:: Dataset records ::
══════
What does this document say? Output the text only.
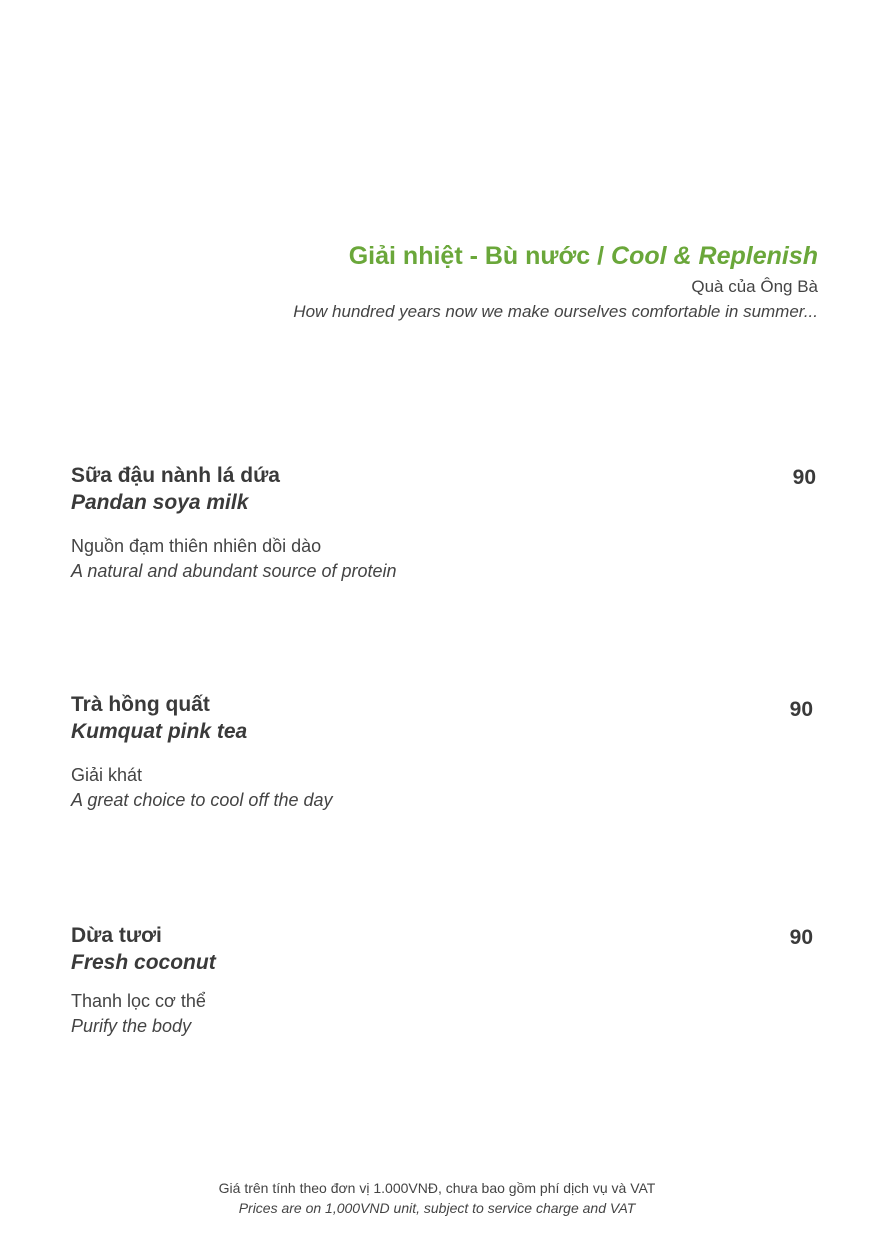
Giải nhiệt - Bù nước / Cool & Replenish
Quà của Ông Bà
How hundred years now we make ourselves comfortable in summer...
Sữa đậu nành lá dứa
Pandan soya milk
Nguồn đạm thiên nhiên dồi dào
A natural and abundant source of protein
90
Trà hồng quất
Kumquat pink tea
Giải khát
A great choice to cool off the day
90
Dừa tươi
Fresh coconut
Thanh lọc cơ thể
Purify the body
90
Giá trên tính theo đơn vị 1.000VNĐ, chưa bao gồm phí dịch vụ và VAT
Prices are on 1,000VND unit, subject to service charge and VAT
══════
:: Task brief ::
Write out the whole listing above exactly; do not include the pictures.

:: Solution for this exercise ::
What does this document say? Output the text only.
Giải nhiệt - Bù nước / Cool & Replenish
Quà của Ông Bà
How hundred years now we make ourselves comfortable in summer...
Sữa đậu nành lá dứa
Pandan soya milk
Nguồn đạm thiên nhiên dồi dào
A natural and abundant source of protein
90
Trà hồng quất
Kumquat pink tea
Giải khát
A great choice to cool off the day
90
Dừa tươi
Fresh coconut
Thanh lọc cơ thể
Purify the body
90
Giá trên tính theo đơn vị 1.000VNĐ, chưa bao gồm phí dịch vụ và VAT
Prices are on 1,000VND unit, subject to service charge and VAT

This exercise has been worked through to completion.